### What you should do
In the entries below, find the lines with the word "concile" and copy them.

### Information given
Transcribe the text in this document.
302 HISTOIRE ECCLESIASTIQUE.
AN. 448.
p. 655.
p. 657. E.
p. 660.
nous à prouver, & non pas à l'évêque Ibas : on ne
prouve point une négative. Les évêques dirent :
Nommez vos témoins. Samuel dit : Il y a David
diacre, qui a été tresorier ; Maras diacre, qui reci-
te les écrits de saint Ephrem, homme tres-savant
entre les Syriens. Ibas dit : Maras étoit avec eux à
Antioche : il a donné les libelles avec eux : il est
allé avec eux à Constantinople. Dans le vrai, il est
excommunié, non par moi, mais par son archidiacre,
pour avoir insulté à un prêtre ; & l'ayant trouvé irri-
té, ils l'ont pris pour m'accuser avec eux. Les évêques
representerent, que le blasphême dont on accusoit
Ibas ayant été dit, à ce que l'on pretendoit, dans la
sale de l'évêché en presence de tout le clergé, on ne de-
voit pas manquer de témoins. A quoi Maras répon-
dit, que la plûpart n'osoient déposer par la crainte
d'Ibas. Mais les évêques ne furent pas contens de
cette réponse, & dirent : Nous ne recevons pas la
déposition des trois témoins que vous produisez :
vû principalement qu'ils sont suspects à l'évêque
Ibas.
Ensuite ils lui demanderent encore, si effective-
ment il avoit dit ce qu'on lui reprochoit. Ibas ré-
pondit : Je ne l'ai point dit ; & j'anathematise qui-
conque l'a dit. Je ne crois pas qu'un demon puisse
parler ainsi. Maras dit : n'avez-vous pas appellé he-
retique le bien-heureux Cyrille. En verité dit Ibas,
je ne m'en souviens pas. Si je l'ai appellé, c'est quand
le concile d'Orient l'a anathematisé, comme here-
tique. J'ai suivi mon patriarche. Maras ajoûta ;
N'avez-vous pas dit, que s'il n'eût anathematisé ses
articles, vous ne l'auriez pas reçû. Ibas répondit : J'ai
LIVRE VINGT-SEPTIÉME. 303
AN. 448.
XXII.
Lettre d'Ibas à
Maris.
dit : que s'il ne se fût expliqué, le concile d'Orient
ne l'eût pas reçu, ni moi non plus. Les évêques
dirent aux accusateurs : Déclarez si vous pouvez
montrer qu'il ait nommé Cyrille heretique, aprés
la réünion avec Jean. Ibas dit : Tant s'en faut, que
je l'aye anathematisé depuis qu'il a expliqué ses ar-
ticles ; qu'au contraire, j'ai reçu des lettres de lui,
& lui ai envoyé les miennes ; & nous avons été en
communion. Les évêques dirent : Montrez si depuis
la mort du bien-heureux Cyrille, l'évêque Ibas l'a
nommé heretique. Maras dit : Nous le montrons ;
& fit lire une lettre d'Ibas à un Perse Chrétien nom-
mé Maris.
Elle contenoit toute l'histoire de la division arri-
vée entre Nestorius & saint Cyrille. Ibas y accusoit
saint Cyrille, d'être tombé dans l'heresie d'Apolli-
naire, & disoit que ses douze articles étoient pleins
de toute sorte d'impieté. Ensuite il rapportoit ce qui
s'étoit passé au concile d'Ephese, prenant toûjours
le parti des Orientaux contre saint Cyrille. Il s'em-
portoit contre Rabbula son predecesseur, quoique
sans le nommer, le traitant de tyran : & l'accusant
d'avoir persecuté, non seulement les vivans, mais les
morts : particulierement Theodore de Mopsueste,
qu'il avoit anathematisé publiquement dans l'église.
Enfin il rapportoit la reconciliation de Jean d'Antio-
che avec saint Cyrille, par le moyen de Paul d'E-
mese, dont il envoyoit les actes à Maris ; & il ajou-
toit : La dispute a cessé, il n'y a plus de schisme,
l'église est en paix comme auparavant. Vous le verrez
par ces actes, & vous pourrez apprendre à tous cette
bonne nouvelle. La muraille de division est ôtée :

### Written reply
le concile d'Orient l'a anathematisé, comme here-
dit : que s'il ne se fût expliqué, le concile d'Orient
s'étoit passé au concile d'Ephese, prenant toûjours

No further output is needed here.